## EXERCISE REQUIREMENTS
Return the listing below word for word.

## DATA PROVIDED

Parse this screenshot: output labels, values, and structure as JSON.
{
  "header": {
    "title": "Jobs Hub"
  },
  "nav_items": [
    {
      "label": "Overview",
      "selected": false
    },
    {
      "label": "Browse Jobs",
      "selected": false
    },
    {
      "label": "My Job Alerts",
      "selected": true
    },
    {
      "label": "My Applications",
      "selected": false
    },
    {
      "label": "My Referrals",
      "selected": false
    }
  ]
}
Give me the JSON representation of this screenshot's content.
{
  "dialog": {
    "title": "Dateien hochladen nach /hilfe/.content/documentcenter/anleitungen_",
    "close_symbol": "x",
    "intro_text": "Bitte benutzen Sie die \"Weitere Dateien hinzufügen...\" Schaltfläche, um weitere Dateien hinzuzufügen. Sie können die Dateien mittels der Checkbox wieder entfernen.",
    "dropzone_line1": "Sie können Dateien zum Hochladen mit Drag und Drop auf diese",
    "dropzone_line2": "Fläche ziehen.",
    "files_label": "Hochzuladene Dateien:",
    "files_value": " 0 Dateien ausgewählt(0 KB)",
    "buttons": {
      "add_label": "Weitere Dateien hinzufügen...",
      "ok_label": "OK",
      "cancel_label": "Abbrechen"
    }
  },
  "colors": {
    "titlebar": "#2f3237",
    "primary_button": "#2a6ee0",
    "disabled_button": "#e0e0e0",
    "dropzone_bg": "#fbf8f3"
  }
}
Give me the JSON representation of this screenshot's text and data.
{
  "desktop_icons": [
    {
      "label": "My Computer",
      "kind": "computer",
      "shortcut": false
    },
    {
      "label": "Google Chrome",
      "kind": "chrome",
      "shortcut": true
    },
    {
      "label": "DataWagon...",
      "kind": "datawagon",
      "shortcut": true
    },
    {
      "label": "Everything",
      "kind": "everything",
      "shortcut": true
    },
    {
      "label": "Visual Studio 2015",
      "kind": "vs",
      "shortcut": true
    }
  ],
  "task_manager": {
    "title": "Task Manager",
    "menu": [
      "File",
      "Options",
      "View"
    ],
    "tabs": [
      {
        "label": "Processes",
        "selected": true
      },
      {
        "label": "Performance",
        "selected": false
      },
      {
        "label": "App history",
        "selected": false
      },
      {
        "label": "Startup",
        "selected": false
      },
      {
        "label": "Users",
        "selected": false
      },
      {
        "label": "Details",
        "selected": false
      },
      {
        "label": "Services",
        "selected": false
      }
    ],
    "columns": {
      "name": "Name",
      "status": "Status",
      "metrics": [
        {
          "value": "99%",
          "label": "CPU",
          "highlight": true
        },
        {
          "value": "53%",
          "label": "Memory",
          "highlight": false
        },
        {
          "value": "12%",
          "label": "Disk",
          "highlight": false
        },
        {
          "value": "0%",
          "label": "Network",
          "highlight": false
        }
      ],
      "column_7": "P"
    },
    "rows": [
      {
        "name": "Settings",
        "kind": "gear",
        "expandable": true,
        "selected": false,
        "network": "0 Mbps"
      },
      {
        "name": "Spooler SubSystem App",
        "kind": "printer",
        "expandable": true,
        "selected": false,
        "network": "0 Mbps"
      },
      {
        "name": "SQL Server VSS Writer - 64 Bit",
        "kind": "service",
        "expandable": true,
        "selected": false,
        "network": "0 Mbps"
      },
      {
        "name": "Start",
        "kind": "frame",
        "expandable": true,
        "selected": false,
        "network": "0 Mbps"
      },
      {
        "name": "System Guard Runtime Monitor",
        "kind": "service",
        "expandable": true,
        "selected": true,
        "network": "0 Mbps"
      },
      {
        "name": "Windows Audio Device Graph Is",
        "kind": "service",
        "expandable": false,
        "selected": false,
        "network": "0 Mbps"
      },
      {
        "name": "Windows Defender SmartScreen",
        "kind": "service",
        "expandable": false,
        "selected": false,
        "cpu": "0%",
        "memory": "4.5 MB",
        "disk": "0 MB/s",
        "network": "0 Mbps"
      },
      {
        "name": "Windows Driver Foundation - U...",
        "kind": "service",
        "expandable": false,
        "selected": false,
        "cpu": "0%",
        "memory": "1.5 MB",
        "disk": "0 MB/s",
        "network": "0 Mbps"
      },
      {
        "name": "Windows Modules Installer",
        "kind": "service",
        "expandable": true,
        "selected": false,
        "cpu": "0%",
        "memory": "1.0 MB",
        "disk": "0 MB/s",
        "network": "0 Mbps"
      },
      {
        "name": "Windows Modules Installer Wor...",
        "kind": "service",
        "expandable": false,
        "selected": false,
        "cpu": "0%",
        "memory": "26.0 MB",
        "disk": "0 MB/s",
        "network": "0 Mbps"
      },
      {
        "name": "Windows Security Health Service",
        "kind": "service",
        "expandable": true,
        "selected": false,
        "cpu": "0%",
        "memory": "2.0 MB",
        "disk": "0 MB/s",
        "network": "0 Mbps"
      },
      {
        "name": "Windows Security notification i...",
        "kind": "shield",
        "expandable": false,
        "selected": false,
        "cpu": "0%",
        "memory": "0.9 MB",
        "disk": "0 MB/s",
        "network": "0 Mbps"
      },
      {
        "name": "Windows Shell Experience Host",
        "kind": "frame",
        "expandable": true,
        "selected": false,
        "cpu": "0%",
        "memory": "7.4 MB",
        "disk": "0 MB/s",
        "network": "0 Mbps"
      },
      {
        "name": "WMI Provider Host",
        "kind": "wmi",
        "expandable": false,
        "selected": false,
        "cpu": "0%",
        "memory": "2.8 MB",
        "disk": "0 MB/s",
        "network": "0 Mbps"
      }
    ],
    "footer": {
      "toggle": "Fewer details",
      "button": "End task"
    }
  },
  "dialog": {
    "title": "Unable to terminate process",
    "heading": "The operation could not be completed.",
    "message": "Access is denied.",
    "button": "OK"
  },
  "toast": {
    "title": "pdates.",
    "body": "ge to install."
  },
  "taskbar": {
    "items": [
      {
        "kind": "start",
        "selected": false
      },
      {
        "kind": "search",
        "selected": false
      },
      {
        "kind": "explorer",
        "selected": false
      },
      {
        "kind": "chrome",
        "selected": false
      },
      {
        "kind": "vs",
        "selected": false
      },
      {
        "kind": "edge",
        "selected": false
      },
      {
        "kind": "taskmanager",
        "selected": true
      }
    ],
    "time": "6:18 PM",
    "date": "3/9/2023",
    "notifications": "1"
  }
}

## REPLY TO THE TASK
Parse this screenshot: output labels, values, and structure as JSON.
{
  "header": {
    "title": "Jobs Hub"
  },
  "nav_items": [
    {
      "label": "Overview",
      "selected": false
    },
    {
      "label": "Browse Jobs",
      "selected": false
    },
    {
      "label": "My Job Alerts",
      "selected": true
    },
    {
      "label": "My Applications",
      "selected": false
    },
    {
      "label": "My Referrals",
      "selected": false
    }
  ]
}
Give me the JSON representation of this screenshot's content.
{
  "dialog": {
    "title": "Dateien hochladen nach /hilfe/.content/documentcenter/anleitungen_",
    "close_symbol": "x",
    "intro_text": "Bitte benutzen Sie die \"Weitere Dateien hinzufügen...\" Schaltfläche, um weitere Dateien hinzuzufügen. Sie können die Dateien mittels der Checkbox wieder entfernen.",
    "dropzone_line1": "Sie können Dateien zum Hochladen mit Drag und Drop auf diese",
    "dropzone_line2": "Fläche ziehen.",
    "files_label": "Hochzuladene Dateien:",
    "files_value": " 0 Dateien ausgewählt(0 KB)",
    "buttons": {
      "add_label": "Weitere Dateien hinzufügen...",
      "ok_label": "OK",
      "cancel_label": "Abbrechen"
    }
  },
  "colors": {
    "titlebar": "#2f3237",
    "primary_button": "#2a6ee0",
    "disabled_button": "#e0e0e0",
    "dropzone_bg": "#fbf8f3"
  }
}
Give me the JSON representation of this screenshot's text and data.
{
  "desktop_icons": [
    {
      "label": "My Computer",
      "kind": "computer",
      "shortcut": false
    },
    {
      "label": "Google Chrome",
      "kind": "chrome",
      "shortcut": true
    },
    {
      "label": "DataWagon...",
      "kind": "datawagon",
      "shortcut": true
    },
    {
      "label": "Everything",
      "kind": "everything",
      "shortcut": true
    },
    {
      "label": "Visual Studio 2015",
      "kind": "vs",
      "shortcut": true
    }
  ],
  "task_manager": {
    "title": "Task Manager",
    "menu": [
      "File",
      "Options",
      "View"
    ],
    "tabs": [
      {
        "label": "Processes",
        "selected": true
      },
      {
        "label": "Performance",
        "selected": false
      },
      {
        "label": "App history",
        "selected": false
      },
      {
        "label": "Startup",
        "selected": false
      },
      {
        "label": "Users",
        "selected": false
      },
      {
        "label": "Details",
        "selected": false
      },
      {
        "label": "Services",
        "selected": false
      }
    ],
    "columns": {
      "name": "Name",
      "status": "Status",
      "metrics": [
        {
          "value": "99%",
          "label": "CPU",
          "highlight": true
        },
        {
          "value": "53%",
          "label": "Memory",
          "highlight": false
        },
        {
          "value": "12%",
          "label": "Disk",
          "highlight": false
        },
        {
          "value": "0%",
          "label": "Network",
          "highlight": false
        }
      ],
      "column_7": "P"
    },
    "rows": [
      {
        "name": "Settings",
        "kind": "gear",
        "expandable": true,
        "selected": false,
        "network": "0 Mbps"
      },
      {
        "name": "Spooler SubSystem App",
        "kind": "printer",
        "expandable": true,
        "selected": false,
        "network": "0 Mbps"
      },
      {
        "name": "SQL Server VSS Writer - 64 Bit",
        "kind": "service",
        "expandable": true,
        "selected": false,
        "network": "0 Mbps"
      },
      {
        "name": "Start",
        "kind": "frame",
        "expandable": true,
        "selected": false,
        "network": "0 Mbps"
      },
      {
        "name": "System Guard Runtime Monitor",
        "kind": "service",
        "expandable": true,
        "selected": true,
        "network": "0 Mbps"
      },
      {
        "name": "Windows Audio Device Graph Is",
        "kind": "service",
        "expandable": false,
        "selected": false,
        "network": "0 Mbps"
      },
      {
        "name": "Windows Defender SmartScreen",
        "kind": "service",
        "expandable": false,
        "selected": false,
        "cpu": "0%",
        "memory": "4.5 MB",
        "disk": "0 MB/s",
        "network": "0 Mbps"
      },
      {
        "name": "Windows Driver Foundation - U...",
        "kind": "service",
        "expandable": false,
        "selected": false,
        "cpu": "0%",
        "memory": "1.5 MB",
        "disk": "0 MB/s",
        "network": "0 Mbps"
      },
      {
        "name": "Windows Modules Installer",
        "kind": "service",
        "expandable": true,
        "selected": false,
        "cpu": "0%",
        "memory": "1.0 MB",
        "disk": "0 MB/s",
        "network": "0 Mbps"
      },
      {
        "name": "Windows Modules Installer Wor...",
        "kind": "service",
        "expandable": false,
        "selected": false,
        "cpu": "0%",
        "memory": "26.0 MB",
        "disk": "0 MB/s",
        "network": "0 Mbps"
      },
      {
        "name": "Windows Security Health Service",
        "kind": "service",
        "expandable": true,
        "selected": false,
        "cpu": "0%",
        "memory": "2.0 MB",
        "disk": "0 MB/s",
        "network": "0 Mbps"
      },
      {
        "name": "Windows Security notification i...",
        "kind": "shield",
        "expandable": false,
        "selected": false,
        "cpu": "0%",
        "memory": "0.9 MB",
        "disk": "0 MB/s",
        "network": "0 Mbps"
      },
      {
        "name": "Windows Shell Experience Host",
        "kind": "frame",
        "expandable": true,
        "selected": false,
        "cpu": "0%",
        "memory": "7.4 MB",
        "disk": "0 MB/s",
        "network": "0 Mbps"
      },
      {
        "name": "WMI Provider Host",
        "kind": "wmi",
        "expandable": false,
        "selected": false,
        "cpu": "0%",
        "memory": "2.8 MB",
        "disk": "0 MB/s",
        "network": "0 Mbps"
      }
    ],
    "footer": {
      "toggle": "Fewer details",
      "button": "End task"
    }
  },
  "dialog": {
    "title": "Unable to terminate process",
    "heading": "The operation could not be completed.",
    "message": "Access is denied.",
    "button": "OK"
  },
  "toast": {
    "title": "pdates.",
    "body": "ge to install."
  },
  "taskbar": {
    "items": [
      {
        "kind": "start",
        "selected": false
      },
      {
        "kind": "search",
        "selected": false
      },
      {
        "kind": "explorer",
        "selected": false
      },
      {
        "kind": "chrome",
        "selected": false
      },
      {
        "kind": "vs",
        "selected": false
      },
      {
        "kind": "edge",
        "selected": false
      },
      {
        "kind": "taskmanager",
        "selected": true
      }
    ],
    "time": "6:18 PM",
    "date": "3/9/2023",
    "notifications": "1"
  }
}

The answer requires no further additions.